* **Task data**
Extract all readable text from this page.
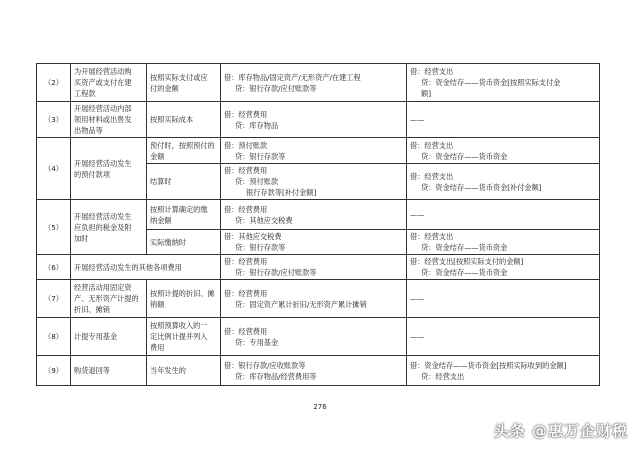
（2）	为开展经营活动购
买资产或支付在建
工程款	按照实际支付或应
付的金额	借：库存物品/固定资产/无形资产/在建工程
贷：银行存款/应付账款等	借：经营支出
贷：资金结存——货币资金[按照实际支付金
额]

（3）	开展经营活动内部
领用材料或出售发
出物品等	按照实际成本	借：经营费用
贷：库存物品	——

（4）	开展经营活动发生
的预付款项	预付时，按照预付的
金额	借：预付账款
贷：银行存款等	借：经营支出
贷：资金结存——货币资金

		结算时	借：经营费用
贷：预付账款
银行存款等[补付金额]	借：经营支出
贷：资金结存——货币资金[补付金额]

（5）	开展经营活动发生
应负担的税金及附
加时	按照计算确定的缴
纳金额	借：经营费用
贷：其他应交税费	——

		实际缴纳时	借：其他应交税费
贷：银行存款等	借：经营支出
贷：资金结存——货币资金

（6）	开展经营活动发生的其他各项费用		借：经营费用
贷：银行存款/应付账款等	借：经营支出[按照实际支付的金额]
贷：资金结存——货币资金

（7）	经营活动用固定资
产、无形资产计提的
折旧、摊销	按照计提的折旧、摊
销额	借：经营费用
贷：固定资产累计折旧/无形资产累计摊销	——

（8）	计提专用基金	按照预算收入的一
定比例计提并列入
费用	借：经营费用
贷：专用基金	——

（9）	购货退回等	当年发生的	借：银行存款/应收账款等
贷：库存物品/经营费用等	借：资金结存——货币资金[按照实际收到的金额]
贷：经营支出
276
头条 @惠万企财税
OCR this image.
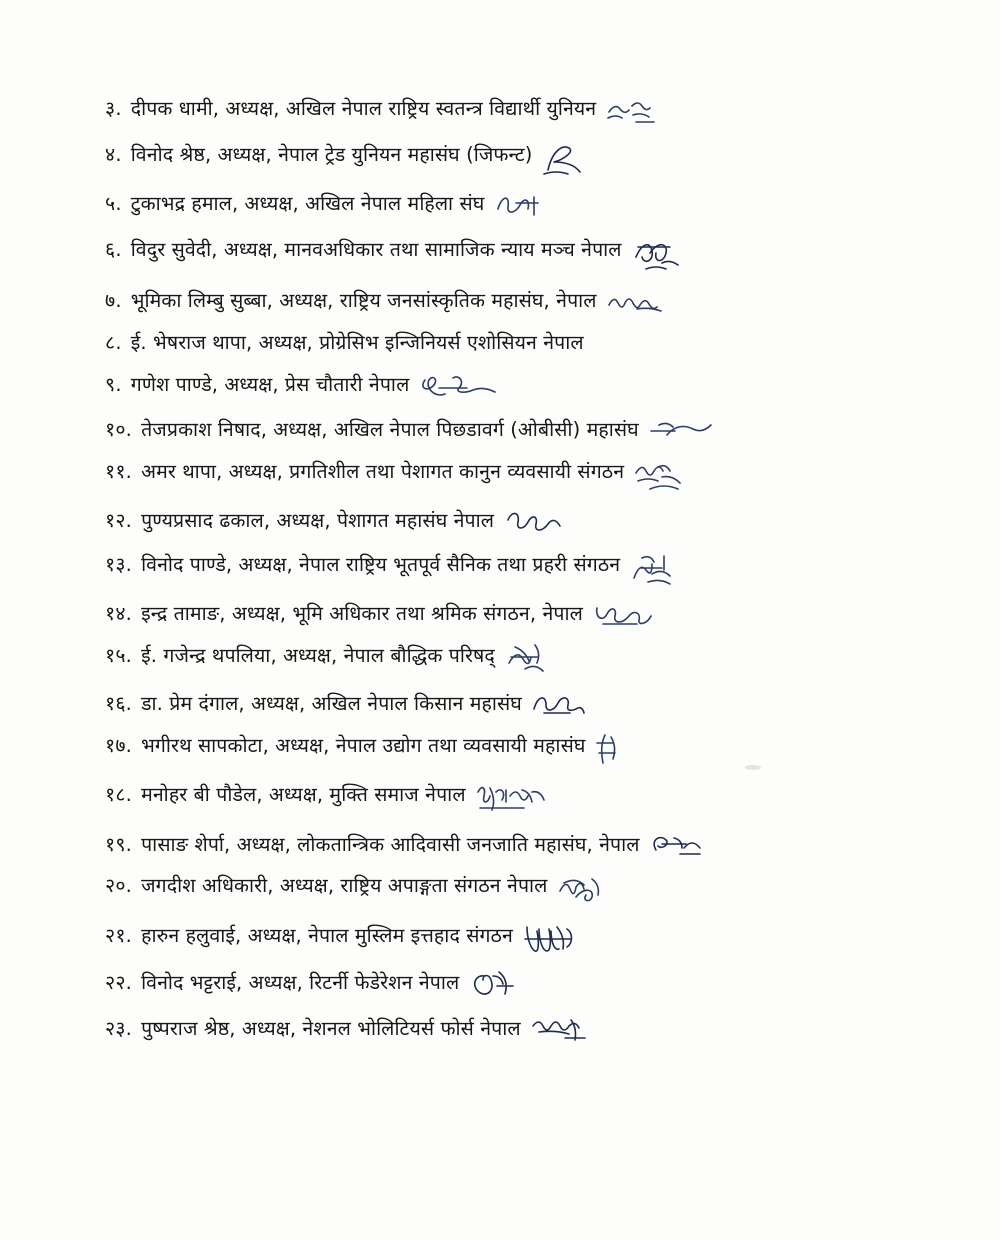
३. दीपक धामी, अध्यक्ष, अखिल नेपाल राष्ट्रिय स्वतन्त्र विद्यार्थी युनियन
४. विनोद श्रेष्ठ, अध्यक्ष, नेपाल ट्रेड युनियन महासंघ (जिफन्ट)
५. टुकाभद्र हमाल, अध्यक्ष, अखिल नेपाल महिला संघ
६. विदुर सुवेदी, अध्यक्ष, मानवअधिकार तथा सामाजिक न्याय मञ्च नेपाल
७. भूमिका लिम्बु सुब्बा, अध्यक्ष, राष्ट्रिय जनसांस्कृतिक महासंघ, नेपाल
८. ई. भेषराज थापा, अध्यक्ष, प्रोग्रेसिभ इन्जिनियर्स एशोसियन नेपाल
९. गणेश पाण्डे, अध्यक्ष, प्रेस चौतारी नेपाल
१०. तेजप्रकाश निषाद, अध्यक्ष, अखिल नेपाल पिछडावर्ग (ओबीसी) महासंघ
११. अमर थापा, अध्यक्ष, प्रगतिशील तथा पेशागत कानुन व्यवसायी संगठन
१२. पुण्यप्रसाद ढकाल, अध्यक्ष, पेशागत महासंघ नेपाल
१३. विनोद पाण्डे, अध्यक्ष, नेपाल राष्ट्रिय भूतपूर्व सैनिक तथा प्रहरी संगठन
१४. इन्द्र तामाङ, अध्यक्ष, भूमि अधिकार तथा श्रमिक संगठन, नेपाल
१५. ई. गजेन्द्र थपलिया, अध्यक्ष, नेपाल बौद्धिक परिषद्
१६. डा. प्रेम दंगाल, अध्यक्ष, अखिल नेपाल किसान महासंघ
१७. भगीरथ सापकोटा, अध्यक्ष, नेपाल उद्योग तथा व्यवसायी महासंघ
१८. मनोहर बी पौडेल, अध्यक्ष, मुक्ति समाज नेपाल
१९. पासाङ शेर्पा, अध्यक्ष, लोकतान्त्रिक आदिवासी जनजाति महासंघ, नेपाल
२०. जगदीश अधिकारी, अध्यक्ष, राष्ट्रिय अपाङ्गता संगठन नेपाल
२१. हारुन हलुवाई, अध्यक्ष, नेपाल मुस्लिम इत्तहाद संगठन
२२. विनोद भट्टराई, अध्यक्ष, रिटर्नी फेडेरेशन नेपाल
२३. पुष्पराज श्रेष्ठ, अध्यक्ष, नेशनल भोलिटियर्स फोर्स नेपाल
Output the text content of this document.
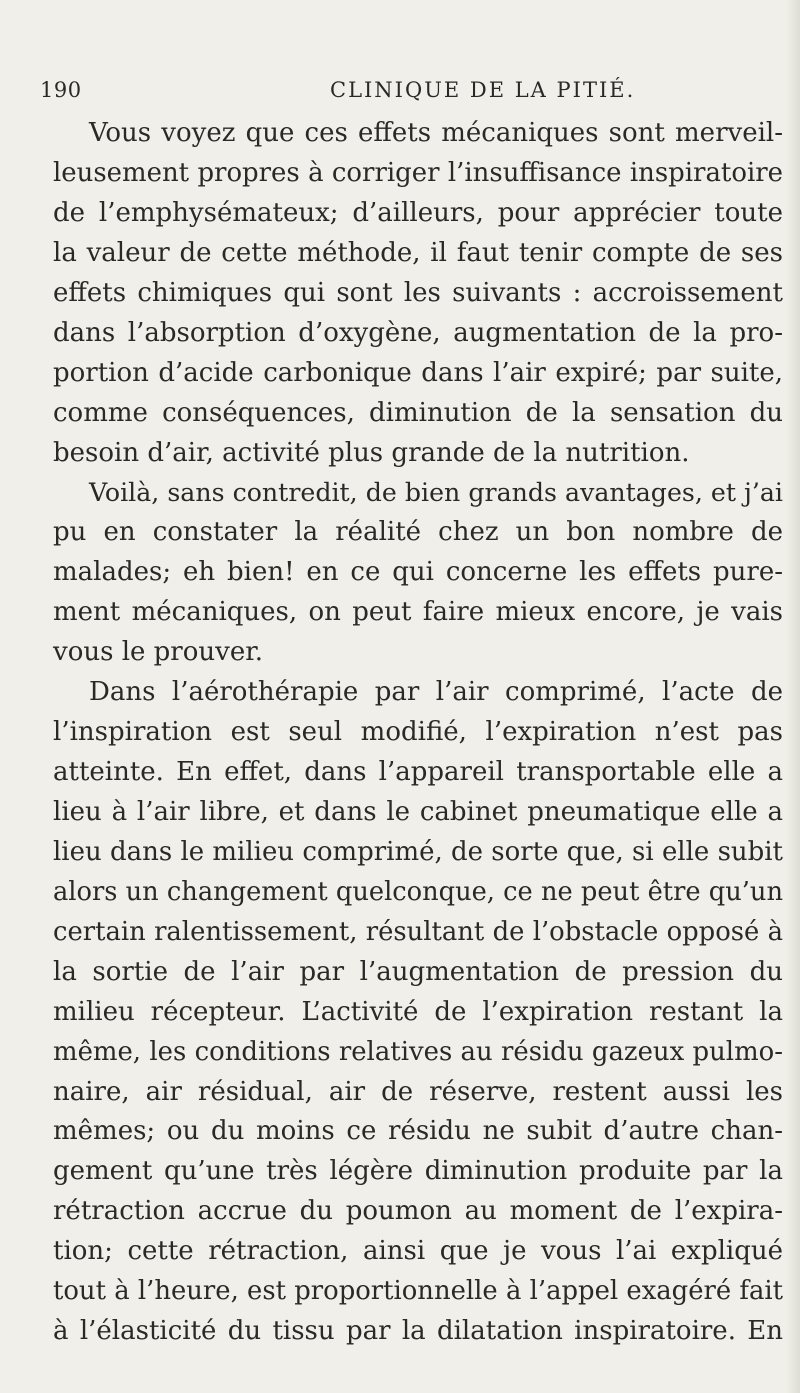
190	CLINIQUE DE LA PITIÉ.
Vous voyez que ces effets mécaniques sont merveil-
leusement propres à corriger l’insuffisance inspiratoire
de l’emphysémateux; d’ailleurs, pour apprécier toute
la valeur de cette méthode, il faut tenir compte de ses
effets chimiques qui sont les suivants : accroissement
dans l’absorption d’oxygène, augmentation de la pro-
portion d’acide carbonique dans l’air expiré; par suite,
comme conséquences, diminution de la sensation du
besoin d’air, activité plus grande de la nutrition.
Voilà, sans contredit, de bien grands avantages, et j’ai
pu en constater la réalité chez un bon nombre de
malades; eh bien! en ce qui concerne les effets pure-
ment mécaniques, on peut faire mieux encore, je vais
vous le prouver.
Dans l’aérothérapie par l’air comprimé, l’acte de
l’inspiration est seul modifié, l’expiration n’est pas
atteinte. En effet, dans l’appareil transportable elle a
lieu à l’air libre, et dans le cabinet pneumatique elle a
lieu dans le milieu comprimé, de sorte que, si elle subit
alors un changement quelconque, ce ne peut être qu’un
certain ralentissement, résultant de l’obstacle opposé à
la sortie de l’air par l’augmentation de pression du
milieu récepteur. L’activité de l’expiration restant la
même, les conditions relatives au résidu gazeux pulmo-
naire, air résidual, air de réserve, restent aussi les
mêmes; ou du moins ce résidu ne subit d’autre chan-
gement qu’une très légère diminution produite par la
rétraction accrue du poumon au moment de l’expira-
tion; cette rétraction, ainsi que je vous l’ai expliqué
tout à l’heure, est proportionnelle à l’appel exagéré fait
à l’élasticité du tissu par la dilatation inspiratoire. En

* **Written task**
Set down the material above as is, without any pictures.

* **Response**
Extract all readable text from this page.
（2）	为开展经营活动购
买资产或支付在建
工程款	按照实际支付或应
付的金额	借：库存物品/固定资产/无形资产/在建工程
贷：银行存款/应付账款等	借：经营支出
贷：资金结存——货币资金[按照实际支付金
额]

（3）	开展经营活动内部
领用材料或出售发
出物品等	按照实际成本	借：经营费用
贷：库存物品	——

（4）	开展经营活动发生
的预付款项	预付时，按照预付的
金额	借：预付账款
贷：银行存款等	借：经营支出
贷：资金结存——货币资金

		结算时	借：经营费用
贷：预付账款
银行存款等[补付金额]	借：经营支出
贷：资金结存——货币资金[补付金额]

（5）	开展经营活动发生
应负担的税金及附
加时	按照计算确定的缴
纳金额	借：经营费用
贷：其他应交税费	——

		实际缴纳时	借：其他应交税费
贷：银行存款等	借：经营支出
贷：资金结存——货币资金

（6）	开展经营活动发生的其他各项费用		借：经营费用
贷：银行存款/应付账款等	借：经营支出[按照实际支付的金额]
贷：资金结存——货币资金

（7）	经营活动用固定资
产、无形资产计提的
折旧、摊销	按照计提的折旧、摊
销额	借：经营费用
贷：固定资产累计折旧/无形资产累计摊销	——

（8）	计提专用基金	按照预算收入的一
定比例计提并列入
费用	借：经营费用
贷：专用基金	——

（9）	购货退回等	当年发生的	借：银行存款/应收账款等
贷：库存物品/经营费用等	借：资金结存——货币资金[按照实际收到的金额]
贷：经营支出
276
头条 @惠万企财税
OCR this image.
३. दीपक धामी, अध्यक्ष, अखिल नेपाल राष्ट्रिय स्वतन्त्र विद्यार्थी युनियन
४. विनोद श्रेष्ठ, अध्यक्ष, नेपाल ट्रेड युनियन महासंघ (जिफन्ट)
५. टुकाभद्र हमाल, अध्यक्ष, अखिल नेपाल महिला संघ
६. विदुर सुवेदी, अध्यक्ष, मानवअधिकार तथा सामाजिक न्याय मञ्च नेपाल
७. भूमिका लिम्बु सुब्बा, अध्यक्ष, राष्ट्रिय जनसांस्कृतिक महासंघ, नेपाल
८. ई. भेषराज थापा, अध्यक्ष, प्रोग्रेसिभ इन्जिनियर्स एशोसियन नेपाल
९. गणेश पाण्डे, अध्यक्ष, प्रेस चौतारी नेपाल
१०. तेजप्रकाश निषाद, अध्यक्ष, अखिल नेपाल पिछडावर्ग (ओबीसी) महासंघ
११. अमर थापा, अध्यक्ष, प्रगतिशील तथा पेशागत कानुन व्यवसायी संगठन
१२. पुण्यप्रसाद ढकाल, अध्यक्ष, पेशागत महासंघ नेपाल
१३. विनोद पाण्डे, अध्यक्ष, नेपाल राष्ट्रिय भूतपूर्व सैनिक तथा प्रहरी संगठन
१४. इन्द्र तामाङ, अध्यक्ष, भूमि अधिकार तथा श्रमिक संगठन, नेपाल
१५. ई. गजेन्द्र थपलिया, अध्यक्ष, नेपाल बौद्धिक परिषद्
१६. डा. प्रेम दंगाल, अध्यक्ष, अखिल नेपाल किसान महासंघ
१७. भगीरथ सापकोटा, अध्यक्ष, नेपाल उद्योग तथा व्यवसायी महासंघ
१८. मनोहर बी पौडेल, अध्यक्ष, मुक्ति समाज नेपाल
१९. पासाङ शेर्पा, अध्यक्ष, लोकतान्त्रिक आदिवासी जनजाति महासंघ, नेपाल
२०. जगदीश अधिकारी, अध्यक्ष, राष्ट्रिय अपाङ्गता संगठन नेपाल
२१. हारुन हलुवाई, अध्यक्ष, नेपाल मुस्लिम इत्तहाद संगठन
२२. विनोद भट्टराई, अध्यक्ष, रिटर्नी फेडेरेशन नेपाल
२३. पुष्पराज श्रेष्ठ, अध्यक्ष, नेशनल भोलिटियर्स फोर्स नेपाल
Output the text content of this document.
190	CLINIQUE DE LA PITIÉ.
Vous voyez que ces effets mécaniques sont merveil-
leusement propres à corriger l’insuffisance inspiratoire
de l’emphysémateux; d’ailleurs, pour apprécier toute
la valeur de cette méthode, il faut tenir compte de ses
effets chimiques qui sont les suivants : accroissement
dans l’absorption d’oxygène, augmentation de la pro-
portion d’acide carbonique dans l’air expiré; par suite,
comme conséquences, diminution de la sensation du
besoin d’air, activité plus grande de la nutrition.
Voilà, sans contredit, de bien grands avantages, et j’ai
pu en constater la réalité chez un bon nombre de
malades; eh bien! en ce qui concerne les effets pure-
ment mécaniques, on peut faire mieux encore, je vais
vous le prouver.
Dans l’aérothérapie par l’air comprimé, l’acte de
l’inspiration est seul modifié, l’expiration n’est pas
atteinte. En effet, dans l’appareil transportable elle a
lieu à l’air libre, et dans le cabinet pneumatique elle a
lieu dans le milieu comprimé, de sorte que, si elle subit
alors un changement quelconque, ce ne peut être qu’un
certain ralentissement, résultant de l’obstacle opposé à
la sortie de l’air par l’augmentation de pression du
milieu récepteur. L’activité de l’expiration restant la
même, les conditions relatives au résidu gazeux pulmo-
naire, air résidual, air de réserve, restent aussi les
mêmes; ou du moins ce résidu ne subit d’autre chan-
gement qu’une très légère diminution produite par la
rétraction accrue du poumon au moment de l’expira-
tion; cette rétraction, ainsi que je vous l’ai expliqué
tout à l’heure, est proportionnelle à l’appel exagéré fait
à l’élasticité du tissu par la dilatation inspiratoire. En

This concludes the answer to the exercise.